* BEGIN Given records *

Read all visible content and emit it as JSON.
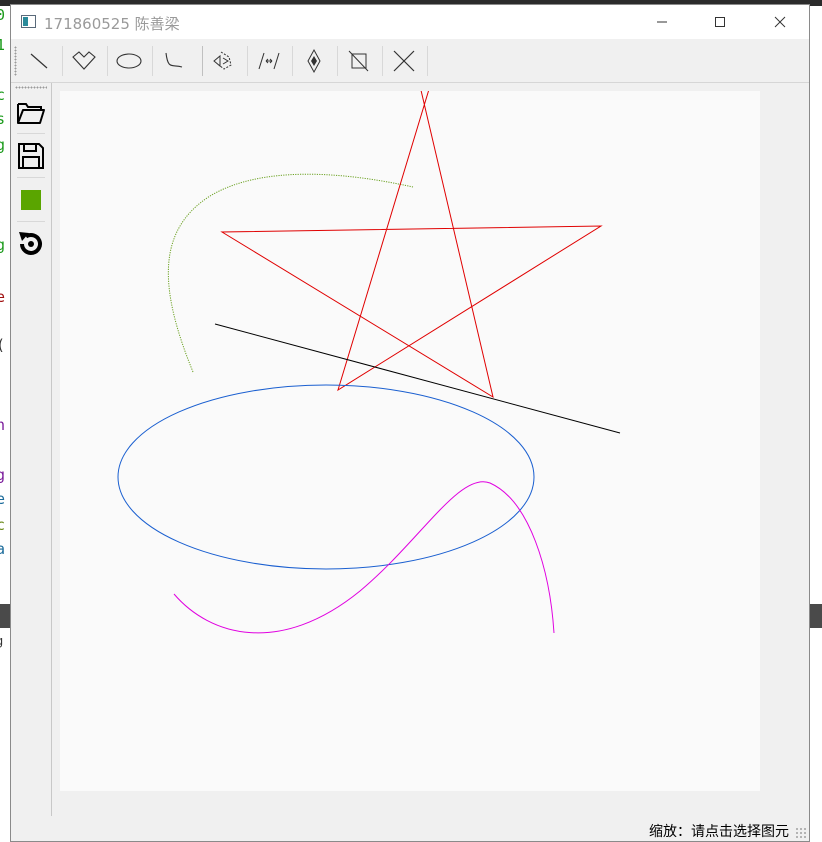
{
  "window": {
    "title": "171860525 陈善梁"
  },
  "toolbar": {
    "tools": [
      {
        "name": "line-tool-icon"
      },
      {
        "name": "polygon-tool-icon"
      },
      {
        "name": "ellipse-tool-icon"
      },
      {
        "name": "curve-tool-icon"
      },
      {
        "name": "translate-tool-icon"
      },
      {
        "name": "rotate-tool-icon"
      },
      {
        "name": "scale-tool-icon"
      },
      {
        "name": "clip-tool-icon"
      },
      {
        "name": "delete-tool-icon"
      }
    ]
  },
  "sidebar": {
    "items": [
      {
        "name": "open-folder-icon"
      },
      {
        "name": "save-icon"
      },
      {
        "name": "color-picker-swatch",
        "color": "#5aa500"
      },
      {
        "name": "reset-icon"
      }
    ]
  },
  "canvas": {
    "shapes": [
      {
        "type": "polyline",
        "name": "curve-green-dotted",
        "color": "#6aa020"
      },
      {
        "type": "polygon",
        "name": "star-polygon",
        "color": "#e00000"
      },
      {
        "type": "line",
        "name": "line-black",
        "color": "#000000"
      },
      {
        "type": "ellipse",
        "name": "ellipse-blue",
        "color": "#1a5fd0"
      },
      {
        "type": "curve",
        "name": "curve-magenta",
        "color": "#e000e0"
      }
    ]
  },
  "statusbar": {
    "text": "缩放：请点击选择图元"
  },
  "colors": {
    "window_bg": "#f0f0f0",
    "canvas_bg": "#fafafa",
    "title_text": "#9a9a9a"
  }
}
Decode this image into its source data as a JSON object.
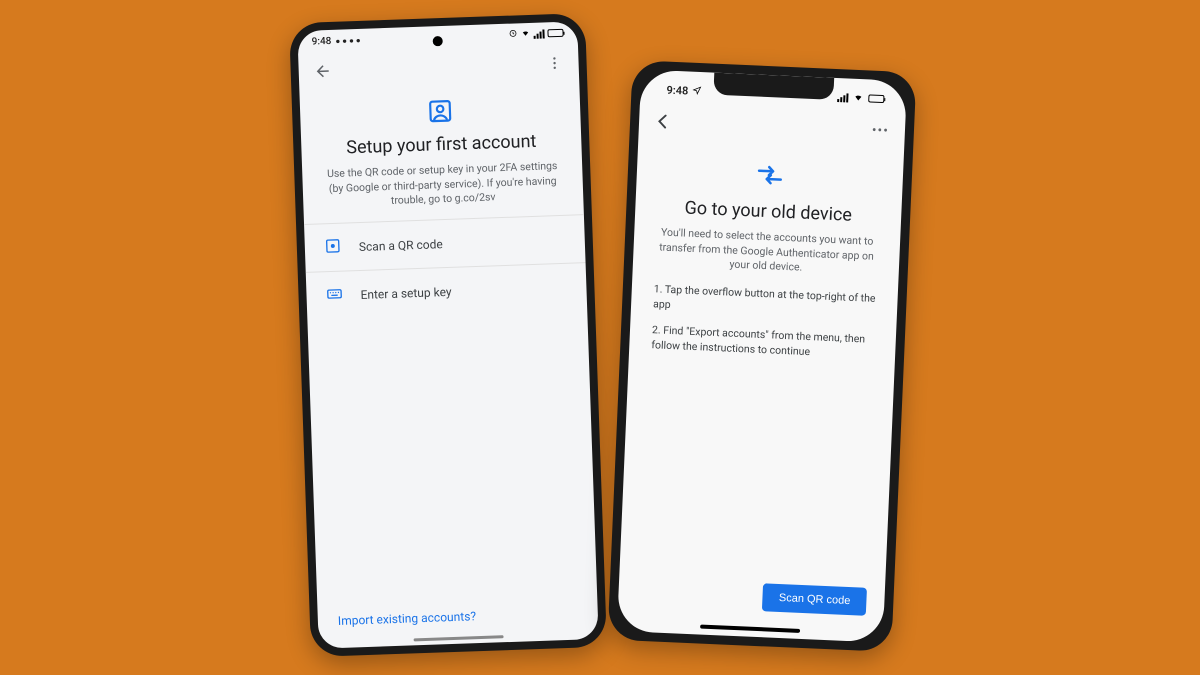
{
  "android": {
    "statusbar": {
      "time": "9:48"
    },
    "title": "Setup your first account",
    "subtitle": "Use the QR code or setup key in your 2FA settings (by Google or third-party service). If you're having trouble, go to g.co/2sv",
    "options": {
      "scan_qr": "Scan a QR code",
      "enter_key": "Enter a setup key"
    },
    "footer_link": "Import existing accounts?"
  },
  "ios": {
    "statusbar": {
      "time": "9:48"
    },
    "title": "Go to your old device",
    "subtitle": "You'll need to select the accounts you want to transfer from the Google Authenticator app on your old device.",
    "steps": {
      "step1": "1. Tap the overflow button at the top-right of the app",
      "step2": "2. Find \"Export accounts\" from the menu, then follow the instructions to continue"
    },
    "cta": "Scan QR code"
  },
  "colors": {
    "accent": "#1a73e8"
  }
}
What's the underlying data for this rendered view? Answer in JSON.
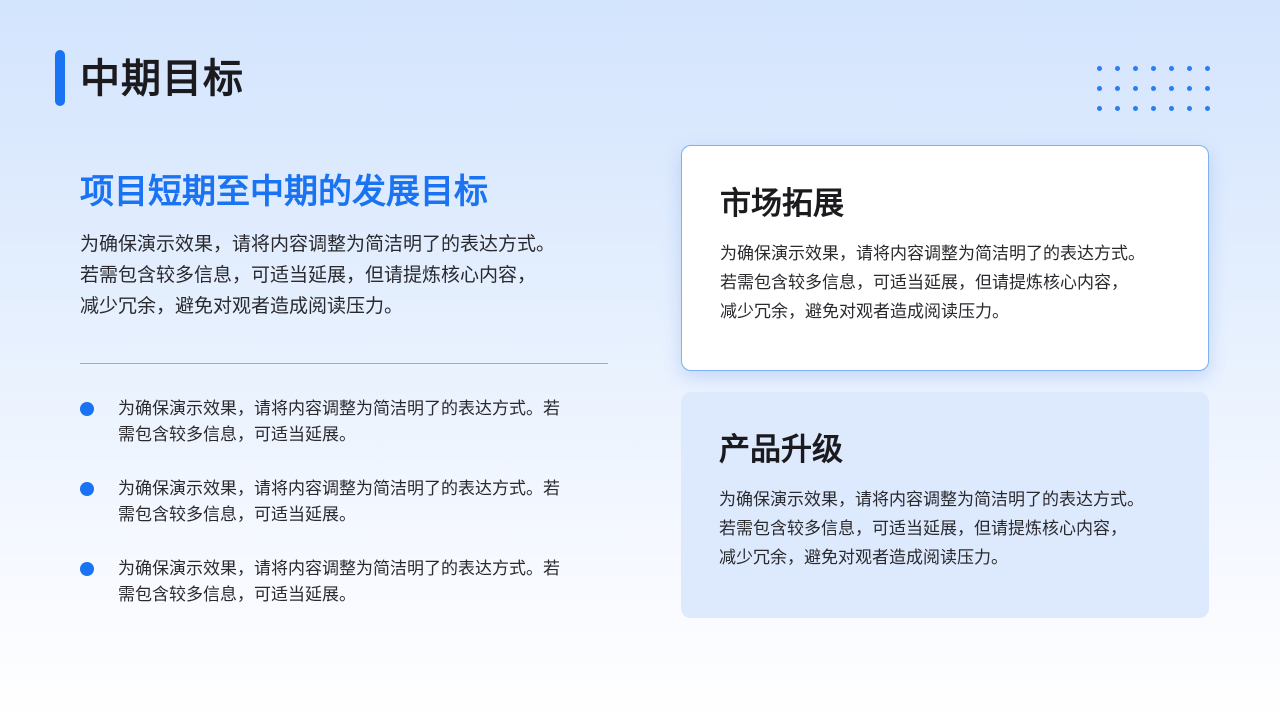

* END Given records *

> **Your goal**: Reproduce every line above as written, skipping pictures.

> **Answer in full**:
Read all visible content and emit it as JSON.
{
  "window": {
    "title": "171860525 陈善梁"
  },
  "toolbar": {
    "tools": [
      {
        "name": "line-tool-icon"
      },
      {
        "name": "polygon-tool-icon"
      },
      {
        "name": "ellipse-tool-icon"
      },
      {
        "name": "curve-tool-icon"
      },
      {
        "name": "translate-tool-icon"
      },
      {
        "name": "rotate-tool-icon"
      },
      {
        "name": "scale-tool-icon"
      },
      {
        "name": "clip-tool-icon"
      },
      {
        "name": "delete-tool-icon"
      }
    ]
  },
  "sidebar": {
    "items": [
      {
        "name": "open-folder-icon"
      },
      {
        "name": "save-icon"
      },
      {
        "name": "color-picker-swatch",
        "color": "#5aa500"
      },
      {
        "name": "reset-icon"
      }
    ]
  },
  "canvas": {
    "shapes": [
      {
        "type": "polyline",
        "name": "curve-green-dotted",
        "color": "#6aa020"
      },
      {
        "type": "polygon",
        "name": "star-polygon",
        "color": "#e00000"
      },
      {
        "type": "line",
        "name": "line-black",
        "color": "#000000"
      },
      {
        "type": "ellipse",
        "name": "ellipse-blue",
        "color": "#1a5fd0"
      },
      {
        "type": "curve",
        "name": "curve-magenta",
        "color": "#e000e0"
      }
    ]
  },
  "statusbar": {
    "text": "缩放：请点击选择图元"
  },
  "colors": {
    "window_bg": "#f0f0f0",
    "canvas_bg": "#fafafa",
    "title_text": "#9a9a9a"
  }
}
Decode this image into its source data as a JSON object.
{
  "android": {
    "statusbar": {
      "time": "9:48"
    },
    "title": "Setup your first account",
    "subtitle": "Use the QR code or setup key in your 2FA settings (by Google or third-party service). If you're having trouble, go to g.co/2sv",
    "options": {
      "scan_qr": "Scan a QR code",
      "enter_key": "Enter a setup key"
    },
    "footer_link": "Import existing accounts?"
  },
  "ios": {
    "statusbar": {
      "time": "9:48"
    },
    "title": "Go to your old device",
    "subtitle": "You'll need to select the accounts you want to transfer from the Google Authenticator app on your old device.",
    "steps": {
      "step1": "1. Tap the overflow button at the top-right of the app",
      "step2": "2. Find \"Export accounts\" from the menu, then follow the instructions to continue"
    },
    "cta": "Scan QR code"
  },
  "colors": {
    "accent": "#1a73e8"
  }
}
What's the underlying data for this rendered view? Answer in JSON.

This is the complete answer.